• **OBJECTIVE**
How many lines in the records below contain the string "outlier"? Reply with the number only.
---------- INFORMATION PROVIDED
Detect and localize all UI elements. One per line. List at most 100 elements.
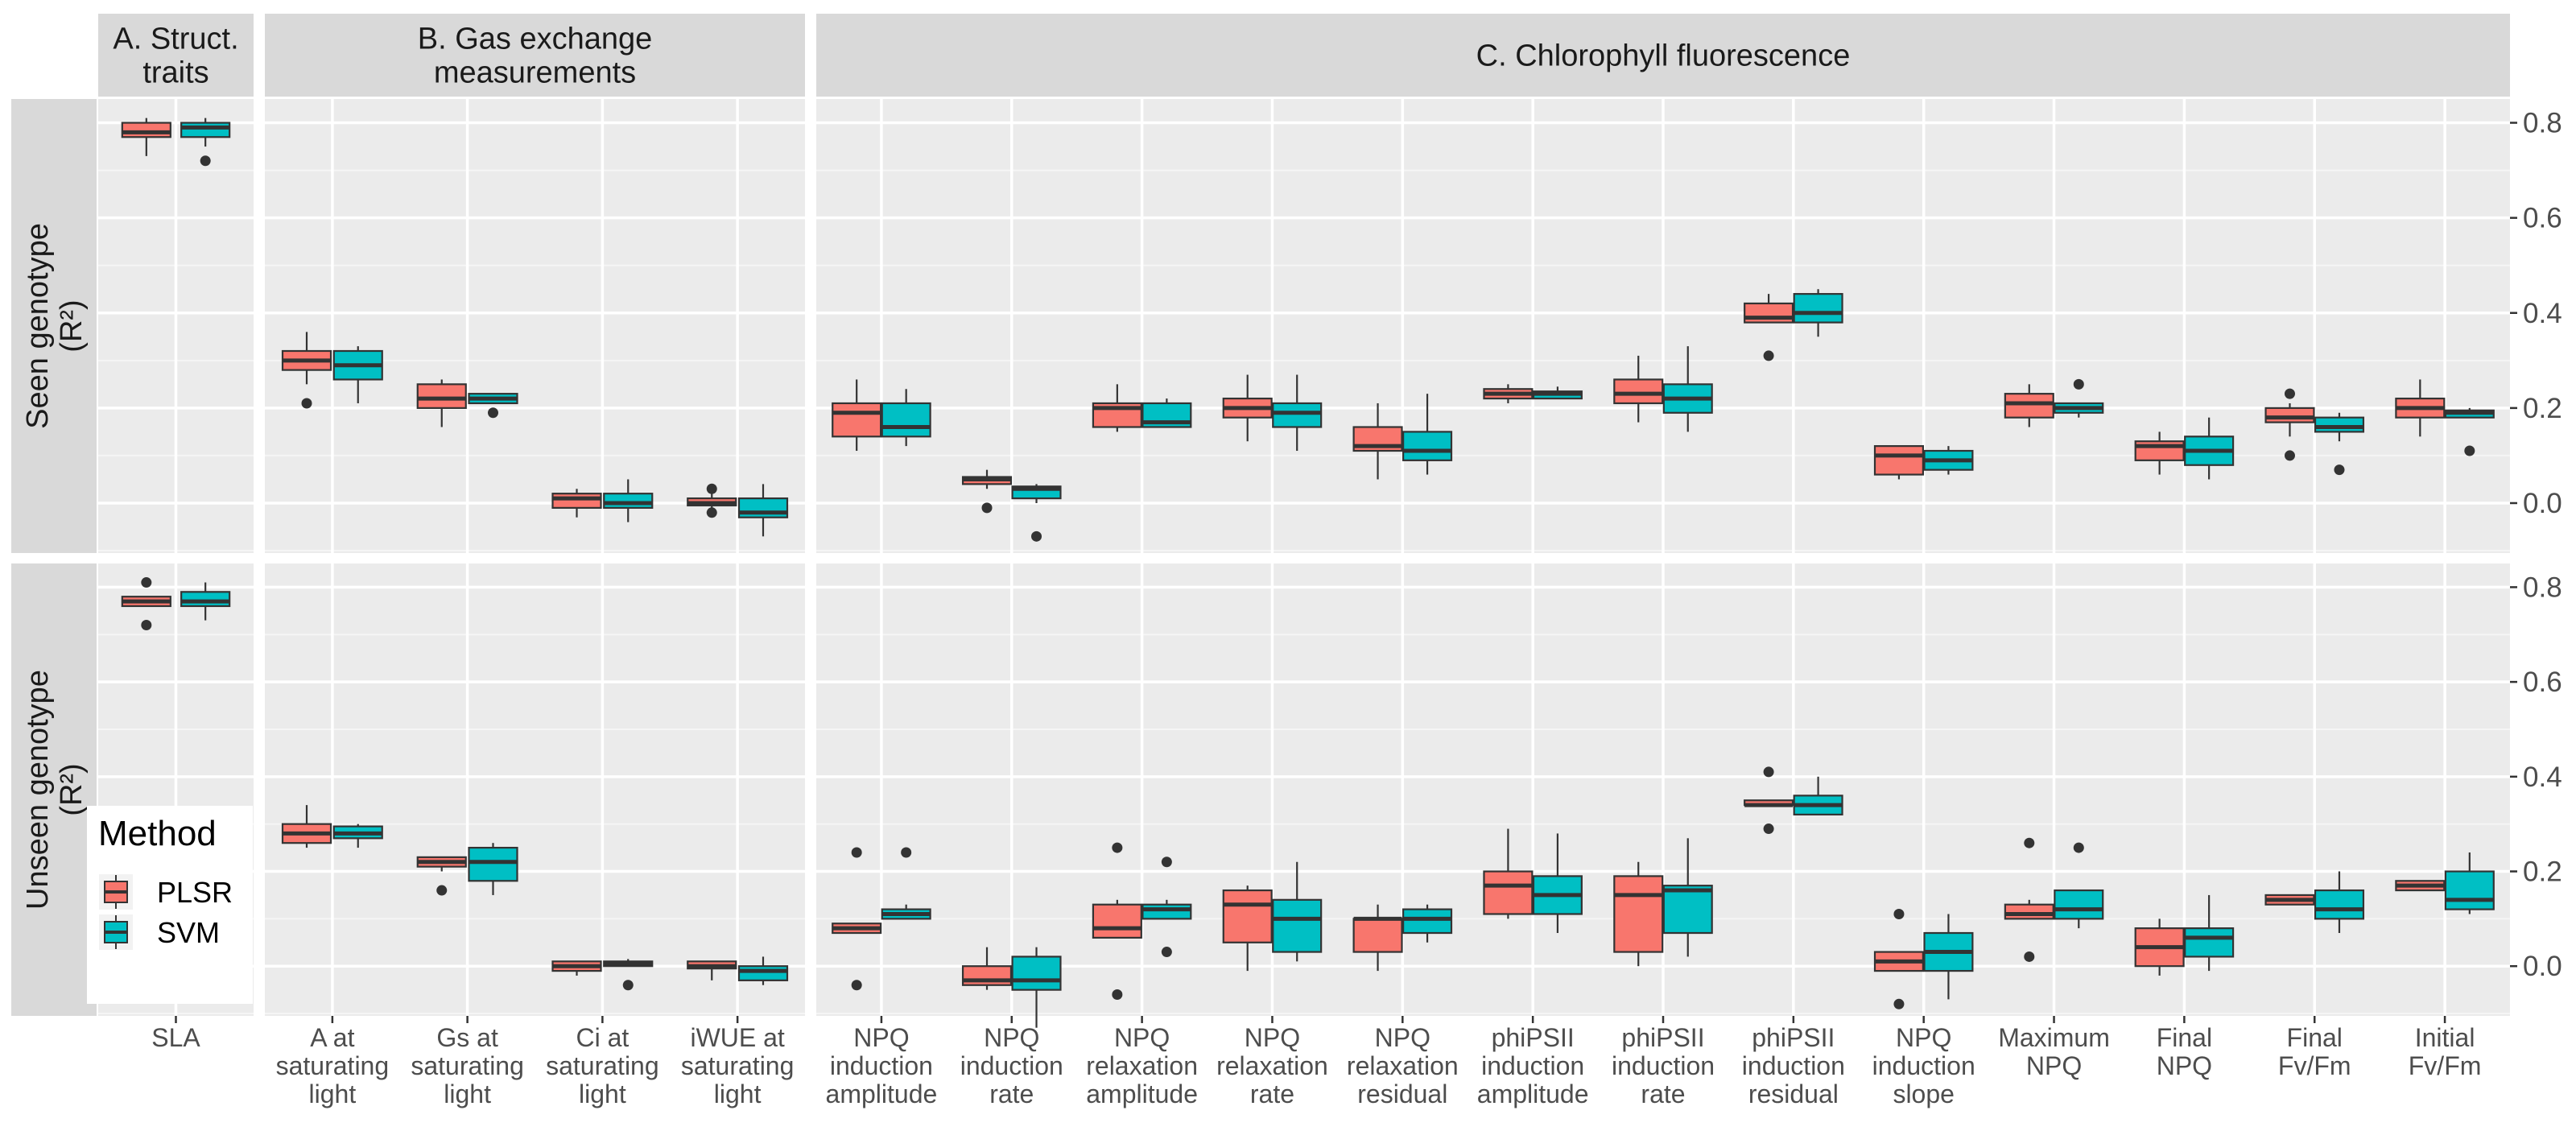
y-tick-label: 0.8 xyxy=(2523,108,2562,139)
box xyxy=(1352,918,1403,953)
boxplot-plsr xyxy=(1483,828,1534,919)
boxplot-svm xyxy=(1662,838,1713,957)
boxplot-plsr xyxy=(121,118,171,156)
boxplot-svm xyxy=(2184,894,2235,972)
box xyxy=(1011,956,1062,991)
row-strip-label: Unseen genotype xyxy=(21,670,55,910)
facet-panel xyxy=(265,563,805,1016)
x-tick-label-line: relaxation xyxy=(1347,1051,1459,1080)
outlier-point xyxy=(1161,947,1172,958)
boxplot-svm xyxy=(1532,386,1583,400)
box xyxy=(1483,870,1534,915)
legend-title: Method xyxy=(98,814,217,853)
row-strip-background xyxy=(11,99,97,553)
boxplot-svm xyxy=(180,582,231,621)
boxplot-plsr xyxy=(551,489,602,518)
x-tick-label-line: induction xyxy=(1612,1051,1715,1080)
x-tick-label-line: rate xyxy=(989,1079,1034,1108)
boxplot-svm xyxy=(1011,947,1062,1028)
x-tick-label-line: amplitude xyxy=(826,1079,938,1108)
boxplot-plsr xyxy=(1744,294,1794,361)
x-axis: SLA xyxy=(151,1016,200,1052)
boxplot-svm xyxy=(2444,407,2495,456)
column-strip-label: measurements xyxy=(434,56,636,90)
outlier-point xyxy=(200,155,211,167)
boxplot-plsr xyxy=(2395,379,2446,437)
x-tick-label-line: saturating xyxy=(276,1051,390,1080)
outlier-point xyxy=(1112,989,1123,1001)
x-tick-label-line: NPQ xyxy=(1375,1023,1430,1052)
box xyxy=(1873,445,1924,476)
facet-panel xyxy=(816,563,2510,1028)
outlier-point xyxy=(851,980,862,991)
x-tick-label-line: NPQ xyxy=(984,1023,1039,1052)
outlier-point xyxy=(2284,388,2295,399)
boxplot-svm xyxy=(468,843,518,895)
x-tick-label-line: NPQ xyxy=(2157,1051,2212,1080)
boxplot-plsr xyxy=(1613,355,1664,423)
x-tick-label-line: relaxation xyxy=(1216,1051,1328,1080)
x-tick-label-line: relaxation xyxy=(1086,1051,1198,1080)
--------------------
• **REPLY**
5